■ **Action item**: For the word "cmet", count the lines of the records that hold it, and give only that number.

===== Material shown =====

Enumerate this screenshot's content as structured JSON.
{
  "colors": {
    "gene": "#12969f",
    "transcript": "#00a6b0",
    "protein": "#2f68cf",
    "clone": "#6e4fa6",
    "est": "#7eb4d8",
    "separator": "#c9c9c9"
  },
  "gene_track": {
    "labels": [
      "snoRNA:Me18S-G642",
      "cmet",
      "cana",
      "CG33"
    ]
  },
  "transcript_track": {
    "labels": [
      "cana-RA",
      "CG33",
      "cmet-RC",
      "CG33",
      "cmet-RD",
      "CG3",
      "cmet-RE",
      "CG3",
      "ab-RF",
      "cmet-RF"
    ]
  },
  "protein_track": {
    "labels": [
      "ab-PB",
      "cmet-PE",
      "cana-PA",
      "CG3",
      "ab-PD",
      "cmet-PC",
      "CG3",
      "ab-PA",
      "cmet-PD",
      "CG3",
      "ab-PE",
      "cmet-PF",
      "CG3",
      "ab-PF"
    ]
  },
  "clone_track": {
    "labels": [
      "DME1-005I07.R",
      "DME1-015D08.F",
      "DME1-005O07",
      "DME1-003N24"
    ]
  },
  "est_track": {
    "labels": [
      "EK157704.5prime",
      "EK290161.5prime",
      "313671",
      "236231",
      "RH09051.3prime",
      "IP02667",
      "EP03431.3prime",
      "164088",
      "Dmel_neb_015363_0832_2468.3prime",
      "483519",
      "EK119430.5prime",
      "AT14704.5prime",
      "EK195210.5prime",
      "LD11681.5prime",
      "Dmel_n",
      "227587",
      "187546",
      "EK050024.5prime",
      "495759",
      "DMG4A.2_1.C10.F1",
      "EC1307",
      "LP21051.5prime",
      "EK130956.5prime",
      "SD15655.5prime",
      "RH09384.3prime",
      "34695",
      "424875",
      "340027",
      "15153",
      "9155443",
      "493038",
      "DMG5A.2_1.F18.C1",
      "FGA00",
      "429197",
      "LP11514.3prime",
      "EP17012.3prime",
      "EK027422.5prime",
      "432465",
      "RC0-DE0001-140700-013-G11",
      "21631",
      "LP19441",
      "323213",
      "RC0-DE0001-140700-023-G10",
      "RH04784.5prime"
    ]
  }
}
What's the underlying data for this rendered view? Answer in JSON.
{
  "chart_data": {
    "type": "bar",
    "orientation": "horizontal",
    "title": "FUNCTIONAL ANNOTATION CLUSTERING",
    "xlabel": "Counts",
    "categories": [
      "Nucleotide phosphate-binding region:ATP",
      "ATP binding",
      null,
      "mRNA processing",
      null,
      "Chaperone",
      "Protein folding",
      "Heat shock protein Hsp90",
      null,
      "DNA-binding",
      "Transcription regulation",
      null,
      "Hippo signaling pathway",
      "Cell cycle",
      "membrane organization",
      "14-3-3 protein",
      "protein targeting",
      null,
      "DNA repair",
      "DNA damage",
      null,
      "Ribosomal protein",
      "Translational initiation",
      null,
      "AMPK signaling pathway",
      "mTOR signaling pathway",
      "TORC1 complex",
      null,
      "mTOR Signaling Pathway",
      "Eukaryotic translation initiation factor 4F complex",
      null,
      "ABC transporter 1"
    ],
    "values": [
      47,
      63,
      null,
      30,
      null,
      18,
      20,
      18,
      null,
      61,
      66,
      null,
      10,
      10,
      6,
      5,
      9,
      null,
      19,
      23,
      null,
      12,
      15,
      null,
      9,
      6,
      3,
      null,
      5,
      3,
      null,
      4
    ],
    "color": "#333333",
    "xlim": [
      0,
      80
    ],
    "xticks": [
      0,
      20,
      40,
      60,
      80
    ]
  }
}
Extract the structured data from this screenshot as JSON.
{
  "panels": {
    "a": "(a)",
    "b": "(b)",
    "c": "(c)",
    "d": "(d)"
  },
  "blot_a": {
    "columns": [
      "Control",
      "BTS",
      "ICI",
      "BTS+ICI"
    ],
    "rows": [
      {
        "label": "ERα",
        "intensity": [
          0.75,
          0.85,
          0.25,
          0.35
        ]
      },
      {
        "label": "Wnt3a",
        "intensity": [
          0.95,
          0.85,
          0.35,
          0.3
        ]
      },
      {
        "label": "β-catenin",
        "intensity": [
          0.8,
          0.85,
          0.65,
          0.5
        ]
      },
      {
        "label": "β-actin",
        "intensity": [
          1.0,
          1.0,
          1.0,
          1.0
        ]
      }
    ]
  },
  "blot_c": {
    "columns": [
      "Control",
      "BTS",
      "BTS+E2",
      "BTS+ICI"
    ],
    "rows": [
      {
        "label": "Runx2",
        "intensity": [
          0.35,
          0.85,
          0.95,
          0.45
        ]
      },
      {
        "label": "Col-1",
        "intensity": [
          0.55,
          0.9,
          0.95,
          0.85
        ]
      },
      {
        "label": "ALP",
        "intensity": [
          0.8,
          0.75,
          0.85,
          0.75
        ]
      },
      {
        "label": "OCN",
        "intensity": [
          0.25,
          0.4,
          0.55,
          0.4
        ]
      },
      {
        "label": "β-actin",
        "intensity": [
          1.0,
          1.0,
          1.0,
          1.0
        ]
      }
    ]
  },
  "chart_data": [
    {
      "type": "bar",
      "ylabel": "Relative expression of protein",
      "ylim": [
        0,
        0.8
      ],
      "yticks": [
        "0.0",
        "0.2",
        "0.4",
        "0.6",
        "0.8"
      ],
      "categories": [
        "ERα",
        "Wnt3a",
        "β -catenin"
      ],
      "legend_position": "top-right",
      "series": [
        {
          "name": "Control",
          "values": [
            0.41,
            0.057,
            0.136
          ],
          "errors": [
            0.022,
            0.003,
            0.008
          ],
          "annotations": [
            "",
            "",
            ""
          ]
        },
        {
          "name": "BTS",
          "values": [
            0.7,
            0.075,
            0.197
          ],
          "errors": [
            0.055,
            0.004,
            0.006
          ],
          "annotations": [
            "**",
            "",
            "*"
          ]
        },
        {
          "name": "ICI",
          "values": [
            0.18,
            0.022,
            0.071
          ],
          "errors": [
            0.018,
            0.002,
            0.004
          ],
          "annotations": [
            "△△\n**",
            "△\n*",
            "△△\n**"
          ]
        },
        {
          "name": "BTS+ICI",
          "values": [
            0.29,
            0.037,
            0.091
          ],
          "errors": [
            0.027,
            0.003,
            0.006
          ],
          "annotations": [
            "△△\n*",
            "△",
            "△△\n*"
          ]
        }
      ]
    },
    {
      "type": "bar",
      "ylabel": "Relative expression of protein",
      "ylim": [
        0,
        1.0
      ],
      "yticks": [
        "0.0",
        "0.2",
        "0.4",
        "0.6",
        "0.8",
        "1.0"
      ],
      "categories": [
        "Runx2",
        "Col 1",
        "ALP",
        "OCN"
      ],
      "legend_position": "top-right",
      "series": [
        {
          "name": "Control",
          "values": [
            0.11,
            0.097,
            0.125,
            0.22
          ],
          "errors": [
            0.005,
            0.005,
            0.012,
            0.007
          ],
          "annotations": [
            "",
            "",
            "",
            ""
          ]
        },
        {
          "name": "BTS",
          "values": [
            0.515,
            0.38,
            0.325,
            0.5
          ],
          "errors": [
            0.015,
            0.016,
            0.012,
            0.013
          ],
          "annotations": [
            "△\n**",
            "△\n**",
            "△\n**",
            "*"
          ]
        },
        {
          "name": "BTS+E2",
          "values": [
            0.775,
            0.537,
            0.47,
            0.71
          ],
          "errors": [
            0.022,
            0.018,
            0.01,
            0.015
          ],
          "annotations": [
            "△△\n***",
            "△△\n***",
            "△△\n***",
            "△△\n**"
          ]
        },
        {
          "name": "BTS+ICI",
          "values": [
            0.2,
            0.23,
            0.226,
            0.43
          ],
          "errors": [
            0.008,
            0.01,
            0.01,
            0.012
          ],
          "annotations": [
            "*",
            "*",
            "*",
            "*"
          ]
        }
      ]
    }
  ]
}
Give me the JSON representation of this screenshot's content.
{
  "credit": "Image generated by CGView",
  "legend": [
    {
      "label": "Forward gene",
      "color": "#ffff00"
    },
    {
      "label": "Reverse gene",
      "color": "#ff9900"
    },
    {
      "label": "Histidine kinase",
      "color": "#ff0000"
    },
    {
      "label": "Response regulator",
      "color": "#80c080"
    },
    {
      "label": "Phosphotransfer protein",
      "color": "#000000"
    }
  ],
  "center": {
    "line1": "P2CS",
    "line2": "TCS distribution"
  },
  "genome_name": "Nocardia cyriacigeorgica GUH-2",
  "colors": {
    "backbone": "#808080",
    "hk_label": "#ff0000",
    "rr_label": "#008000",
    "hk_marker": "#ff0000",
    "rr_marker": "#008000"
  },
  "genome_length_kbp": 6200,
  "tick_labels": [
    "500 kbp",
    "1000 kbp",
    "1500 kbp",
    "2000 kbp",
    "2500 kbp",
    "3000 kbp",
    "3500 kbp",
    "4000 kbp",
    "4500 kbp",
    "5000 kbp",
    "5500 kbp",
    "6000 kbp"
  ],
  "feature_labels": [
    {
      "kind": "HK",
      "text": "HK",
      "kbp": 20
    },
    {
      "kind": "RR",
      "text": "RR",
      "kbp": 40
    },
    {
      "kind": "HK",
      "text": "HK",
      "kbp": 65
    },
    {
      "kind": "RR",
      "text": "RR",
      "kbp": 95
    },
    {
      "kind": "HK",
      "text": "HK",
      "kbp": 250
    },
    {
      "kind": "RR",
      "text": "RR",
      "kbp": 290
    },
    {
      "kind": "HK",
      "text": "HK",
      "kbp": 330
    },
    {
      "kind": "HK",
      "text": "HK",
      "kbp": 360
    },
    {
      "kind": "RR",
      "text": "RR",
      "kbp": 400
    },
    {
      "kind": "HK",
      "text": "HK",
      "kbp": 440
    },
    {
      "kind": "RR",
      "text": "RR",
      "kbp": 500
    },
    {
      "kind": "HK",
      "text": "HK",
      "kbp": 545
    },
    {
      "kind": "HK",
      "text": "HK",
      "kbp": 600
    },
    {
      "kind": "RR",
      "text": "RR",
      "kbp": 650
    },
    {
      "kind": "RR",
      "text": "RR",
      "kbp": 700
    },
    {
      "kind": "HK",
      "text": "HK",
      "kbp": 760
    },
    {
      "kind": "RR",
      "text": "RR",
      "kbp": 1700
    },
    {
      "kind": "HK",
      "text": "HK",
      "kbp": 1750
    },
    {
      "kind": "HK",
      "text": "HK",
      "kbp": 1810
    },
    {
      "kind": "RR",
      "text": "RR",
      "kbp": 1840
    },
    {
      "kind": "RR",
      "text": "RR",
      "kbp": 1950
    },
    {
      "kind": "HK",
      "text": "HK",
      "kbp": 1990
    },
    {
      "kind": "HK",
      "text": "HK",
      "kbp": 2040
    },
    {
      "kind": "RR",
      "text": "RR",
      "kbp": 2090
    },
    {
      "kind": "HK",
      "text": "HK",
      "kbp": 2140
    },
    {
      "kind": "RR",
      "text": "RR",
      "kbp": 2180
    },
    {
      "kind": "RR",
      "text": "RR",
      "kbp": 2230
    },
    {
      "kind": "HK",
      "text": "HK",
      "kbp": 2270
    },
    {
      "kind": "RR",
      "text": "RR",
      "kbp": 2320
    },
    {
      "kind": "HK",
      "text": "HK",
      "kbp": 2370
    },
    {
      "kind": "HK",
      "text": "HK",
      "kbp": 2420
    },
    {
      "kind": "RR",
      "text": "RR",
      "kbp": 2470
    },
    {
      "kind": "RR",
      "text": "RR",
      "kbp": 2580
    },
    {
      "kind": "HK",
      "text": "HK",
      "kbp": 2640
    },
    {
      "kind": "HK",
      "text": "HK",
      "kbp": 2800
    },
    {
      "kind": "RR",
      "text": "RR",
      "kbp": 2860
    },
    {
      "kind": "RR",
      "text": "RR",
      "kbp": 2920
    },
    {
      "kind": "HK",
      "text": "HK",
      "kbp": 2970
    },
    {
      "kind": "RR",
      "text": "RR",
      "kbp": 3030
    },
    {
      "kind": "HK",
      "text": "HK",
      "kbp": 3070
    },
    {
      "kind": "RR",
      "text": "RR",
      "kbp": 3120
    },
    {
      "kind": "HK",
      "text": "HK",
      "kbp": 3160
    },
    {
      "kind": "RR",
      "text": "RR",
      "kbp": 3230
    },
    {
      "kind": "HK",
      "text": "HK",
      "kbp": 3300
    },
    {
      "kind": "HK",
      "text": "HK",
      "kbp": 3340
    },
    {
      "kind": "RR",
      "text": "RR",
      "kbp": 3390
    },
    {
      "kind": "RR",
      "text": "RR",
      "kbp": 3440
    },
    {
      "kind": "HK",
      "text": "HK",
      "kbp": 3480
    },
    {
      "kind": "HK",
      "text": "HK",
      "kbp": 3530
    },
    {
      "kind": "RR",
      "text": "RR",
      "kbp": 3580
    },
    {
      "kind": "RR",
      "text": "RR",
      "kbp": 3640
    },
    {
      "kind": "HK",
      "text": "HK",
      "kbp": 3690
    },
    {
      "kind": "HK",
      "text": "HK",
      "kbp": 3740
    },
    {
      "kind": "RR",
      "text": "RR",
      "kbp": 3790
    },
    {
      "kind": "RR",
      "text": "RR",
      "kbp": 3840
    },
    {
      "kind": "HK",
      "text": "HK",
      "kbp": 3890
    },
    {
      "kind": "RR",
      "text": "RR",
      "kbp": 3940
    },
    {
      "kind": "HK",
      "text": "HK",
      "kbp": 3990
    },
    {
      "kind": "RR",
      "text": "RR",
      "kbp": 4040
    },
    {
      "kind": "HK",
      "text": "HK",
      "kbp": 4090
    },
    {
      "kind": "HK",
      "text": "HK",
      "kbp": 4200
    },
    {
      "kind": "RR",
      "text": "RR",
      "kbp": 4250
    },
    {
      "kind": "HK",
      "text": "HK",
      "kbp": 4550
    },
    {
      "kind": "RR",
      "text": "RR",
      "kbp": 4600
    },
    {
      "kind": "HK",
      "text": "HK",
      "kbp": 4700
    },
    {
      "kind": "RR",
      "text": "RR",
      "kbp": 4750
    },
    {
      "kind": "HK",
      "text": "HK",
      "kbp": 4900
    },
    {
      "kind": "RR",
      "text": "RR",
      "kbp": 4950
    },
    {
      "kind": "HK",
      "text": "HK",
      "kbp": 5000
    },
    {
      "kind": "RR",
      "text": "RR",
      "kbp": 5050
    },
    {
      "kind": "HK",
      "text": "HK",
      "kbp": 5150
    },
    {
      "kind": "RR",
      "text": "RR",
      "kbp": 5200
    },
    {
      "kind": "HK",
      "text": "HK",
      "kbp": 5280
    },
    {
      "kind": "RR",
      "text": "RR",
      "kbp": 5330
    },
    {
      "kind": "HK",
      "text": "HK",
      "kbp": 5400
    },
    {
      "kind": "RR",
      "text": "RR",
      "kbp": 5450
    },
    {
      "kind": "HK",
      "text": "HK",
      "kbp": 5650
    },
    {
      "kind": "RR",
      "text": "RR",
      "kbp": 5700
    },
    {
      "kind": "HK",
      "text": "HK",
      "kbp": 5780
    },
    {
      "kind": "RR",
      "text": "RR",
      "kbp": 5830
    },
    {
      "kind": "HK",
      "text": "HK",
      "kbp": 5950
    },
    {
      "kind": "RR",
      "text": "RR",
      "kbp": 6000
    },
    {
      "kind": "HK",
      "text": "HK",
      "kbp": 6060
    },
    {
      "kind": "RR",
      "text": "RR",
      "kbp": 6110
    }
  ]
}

=====

■ **Exercise answer**: 9